_DATA SUPPLIED_
*-*-*

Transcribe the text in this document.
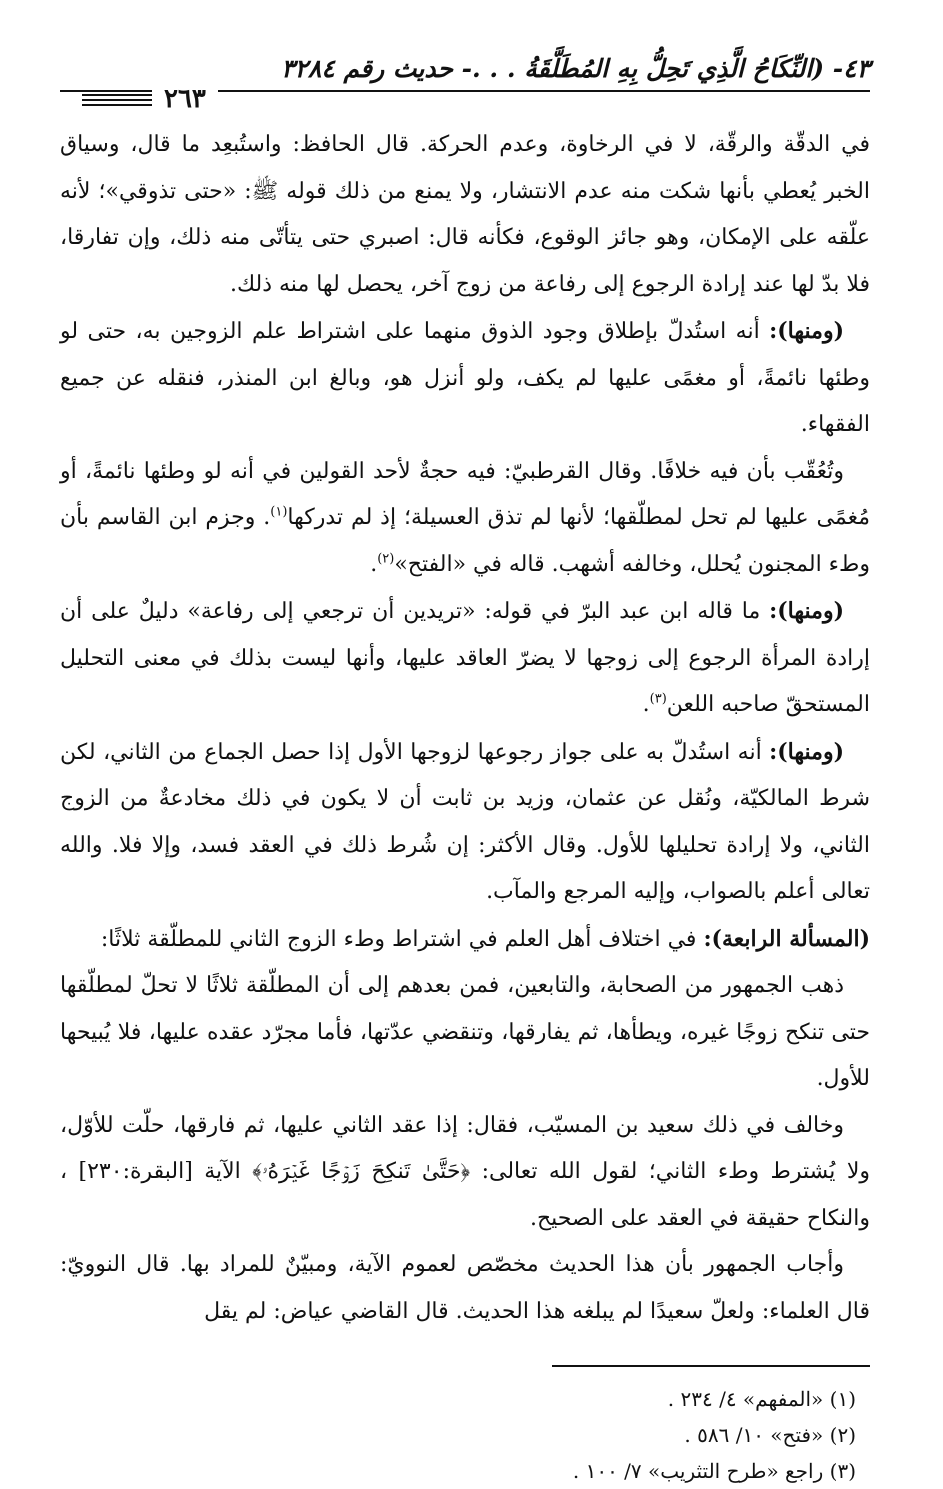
٤٣- (النِّكَاحُ الَّذِي تَحِلُّ بِهِ المُطَلَّقَةُ . . .- حديث رقم ٣٢٨٤
٢٦٣

في الدقّة والرقّة، لا في الرخاوة، وعدم الحركة. قال الحافظ: واستُبعِد ما قال، وسياق الخبر يُعطي بأنها شكت منه عدم الانتشار، ولا يمنع من ذلك قوله ﷺ: «حتى تذوقي»؛ لأنه علّقه على الإمكان، وهو جائز الوقوع، فكأنه قال: اصبري حتى يتأتّى منه ذلك، وإن تفارقا، فلا بدّ لها عند إرادة الرجوع إلى رفاعة من زوج آخر، يحصل لها منه ذلك.

(ومنها): أنه استُدلّ بإطلاق وجود الذوق منهما على اشتراط علم الزوجين به، حتى لو وطئها نائمةً، أو مغمًى عليها لم يكف، ولو أنزل هو، وبالغ ابن المنذر، فنقله عن جميع الفقهاء.

وتُعُقّب بأن فيه خلافًا. وقال القرطبيّ: فيه حجةٌ لأحد القولين في أنه لو وطئها نائمةً، أو مُغمًى عليها لم تحل لمطلّقها؛ لأنها لم تذق العسيلة؛ إذ لم تدركها$^{(١)}$. وجزم ابن القاسم بأن وطء المجنون يُحلل، وخالفه أشهب. قاله في «الفتح»$^{(٢)}$.

(ومنها): ما قاله ابن عبد البرّ في قوله: «تريدين أن ترجعي إلى رفاعة» دليلٌ على أن إرادة المرأة الرجوع إلى زوجها لا يضرّ العاقد عليها، وأنها ليست بذلك في معنى التحليل المستحقّ صاحبه اللعن$^{(٣)}$.

(ومنها): أنه استُدلّ به على جواز رجوعها لزوجها الأول إذا حصل الجماع من الثاني، لكن شرط المالكيّة، ونُقل عن عثمان، وزيد بن ثابت أن لا يكون في ذلك مخادعةٌ من الزوج الثاني، ولا إرادة تحليلها للأول. وقال الأكثر: إن شُرط ذلك في العقد فسد، وإلا فلا. والله تعالى أعلم بالصواب، وإليه المرجع والمآب.

(المسألة الرابعة): في اختلاف أهل العلم في اشتراط وطء الزوج الثاني للمطلّقة ثلاثًا:

ذهب الجمهور من الصحابة، والتابعين، فمن بعدهم إلى أن المطلّقة ثلاثًا لا تحلّ لمطلّقها حتى تنكح زوجًا غيره، ويطأها، ثم يفارقها، وتنقضي عدّتها، فأما مجرّد عقده عليها، فلا يُبيحها للأول.

وخالف في ذلك سعيد بن المسيّب، فقال: إذا عقد الثاني عليها، ثم فارقها، حلّت للأوّل، ولا يُشترط وطء الثاني؛ لقول الله تعالى: ﴿حَتَّىٰ تَنكِحَ زَوۡجًا غَيۡرَهُۥ﴾ الآية [البقرة:٢٣٠] ، والنكاح حقيقة في العقد على الصحيح.

وأجاب الجمهور بأن هذا الحديث مخصّص لعموم الآية، ومبيّنٌ للمراد بها. قال النوويّ: قال العلماء: ولعلّ سعيدًا لم يبلغه هذا الحديث. قال القاضي عياض: لم يقل

(١) «المفهم» ٤/ ٢٣٤ .

(٢) «فتح» ١٠/ ٥٨٦ .

(٣) راجع «طرح التثريب» ٧/ ١٠٠ .
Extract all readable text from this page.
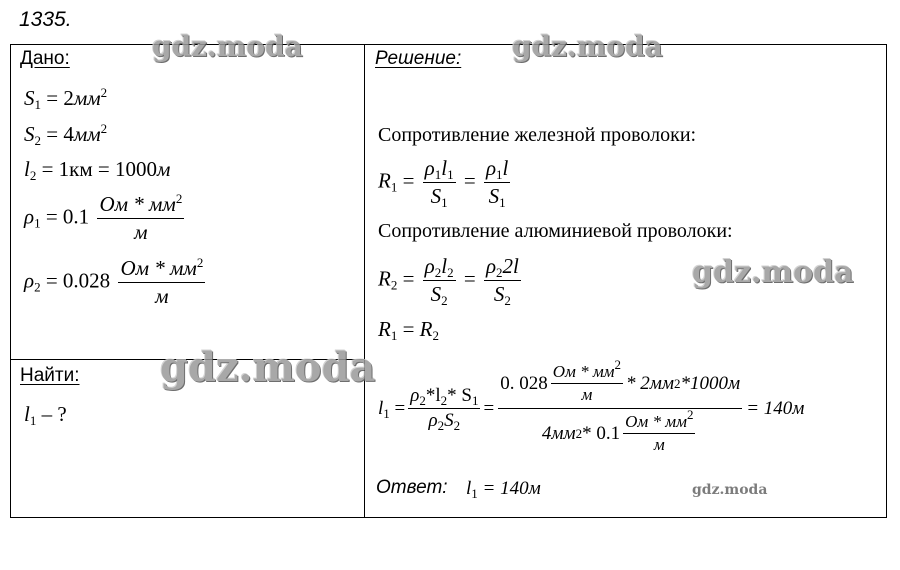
1335.
Дано:
$S_1 = 2мм^2$
$S_2 = 4мм^2$
$l_2 = 1км = 1000м$
$\rho_1 = 0.1 \frac{Ом * мм^2}{м}$
$\rho_2 = 0.028 \frac{Ом * мм^2}{м}$
Найти:
$l_1$ – ?
Решение:
Сопротивление железной проволоки:
$R_1 = \frac{\rho_1l_1}{S_1} = \frac{\rho_1l}{S_1}$
Сопротивление алюминиевой проволоки:
$R_2 = \frac{\rho_2l_2}{S_2} = \frac{\rho_22l}{S_2}$
$R_1 = R_2$
$l_1 = \frac{\rho_2*l_2* S_1}{\rho_2S_2}$ =
0. $028 \frac{Ом * мм^2}{м} * 2мм$ 2 *1000м
4мм $2 * 0.1 \frac{Ом * мм^2}{м}$
= 140м
Ответ: $l_1 = 140м$
gdz.moda	gdz.moda
gdz.moda
gdz.moda
gdz.moda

*-*-*

_PROMPT_
Leaving out every picture, transcribe exactly the lines from the line that contains "Extract all readable text from this page." through the final line of the entries above.

_WRITTEN SOLUTION_
Extract all readable text from this page.
1335.
Дано:
$S_1 = 2мм^2$
$S_2 = 4мм^2$
$l_2 = 1км = 1000м$
$\rho_1 = 0.1 \frac{Ом * мм^2}{м}$
$\rho_2 = 0.028 \frac{Ом * мм^2}{м}$
Найти:
$l_1$ – ?
Решение:
Сопротивление железной проволоки:
$R_1 = \frac{\rho_1l_1}{S_1} = \frac{\rho_1l}{S_1}$
Сопротивление алюминиевой проволоки:
$R_2 = \frac{\rho_2l_2}{S_2} = \frac{\rho_22l}{S_2}$
$R_1 = R_2$
$l_1 = \frac{\rho_2*l_2* S_1}{\rho_2S_2}$ =
0. $028 \frac{Ом * мм^2}{м} * 2мм$ 2 *1000м
4мм $2 * 0.1 \frac{Ом * мм^2}{м}$
= 140м
Ответ: $l_1 = 140м$
gdz.moda	gdz.moda
gdz.moda
gdz.moda
gdz.moda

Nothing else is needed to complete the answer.